[Stored items]
-------
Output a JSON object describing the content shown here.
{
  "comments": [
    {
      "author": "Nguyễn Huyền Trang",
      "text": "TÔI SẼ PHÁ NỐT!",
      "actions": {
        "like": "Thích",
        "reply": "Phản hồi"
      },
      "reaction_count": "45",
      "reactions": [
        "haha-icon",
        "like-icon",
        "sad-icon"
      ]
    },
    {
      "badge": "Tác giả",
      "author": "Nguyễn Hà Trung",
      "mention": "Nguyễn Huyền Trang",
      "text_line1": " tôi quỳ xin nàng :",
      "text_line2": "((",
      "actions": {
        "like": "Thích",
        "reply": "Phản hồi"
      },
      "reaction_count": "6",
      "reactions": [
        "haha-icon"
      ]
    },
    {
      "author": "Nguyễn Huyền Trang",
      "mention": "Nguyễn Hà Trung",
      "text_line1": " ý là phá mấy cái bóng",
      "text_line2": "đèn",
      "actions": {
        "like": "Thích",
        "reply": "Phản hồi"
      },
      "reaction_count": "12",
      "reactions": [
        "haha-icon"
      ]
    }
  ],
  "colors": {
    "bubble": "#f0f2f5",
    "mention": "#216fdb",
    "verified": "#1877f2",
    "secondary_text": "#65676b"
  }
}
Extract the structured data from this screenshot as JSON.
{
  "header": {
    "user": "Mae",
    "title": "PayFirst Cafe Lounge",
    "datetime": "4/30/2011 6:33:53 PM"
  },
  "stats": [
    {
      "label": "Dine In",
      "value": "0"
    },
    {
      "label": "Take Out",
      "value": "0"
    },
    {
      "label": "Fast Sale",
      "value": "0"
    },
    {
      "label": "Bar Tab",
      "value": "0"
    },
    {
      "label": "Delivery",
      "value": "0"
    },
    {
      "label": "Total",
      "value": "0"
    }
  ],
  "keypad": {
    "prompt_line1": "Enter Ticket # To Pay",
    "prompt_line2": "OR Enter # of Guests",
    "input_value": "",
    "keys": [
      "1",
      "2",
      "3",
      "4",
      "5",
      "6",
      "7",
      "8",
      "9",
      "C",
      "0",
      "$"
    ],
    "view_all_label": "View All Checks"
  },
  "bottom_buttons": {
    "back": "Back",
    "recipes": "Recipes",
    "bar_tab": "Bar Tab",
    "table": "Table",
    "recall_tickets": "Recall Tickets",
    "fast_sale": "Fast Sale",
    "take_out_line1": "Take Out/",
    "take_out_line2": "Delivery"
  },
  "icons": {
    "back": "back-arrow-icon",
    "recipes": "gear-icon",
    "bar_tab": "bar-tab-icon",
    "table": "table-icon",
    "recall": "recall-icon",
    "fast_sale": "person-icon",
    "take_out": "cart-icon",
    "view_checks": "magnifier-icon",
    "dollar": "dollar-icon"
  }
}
-------
Tell how many lines contain the word "Nguyễn", using only the number.

5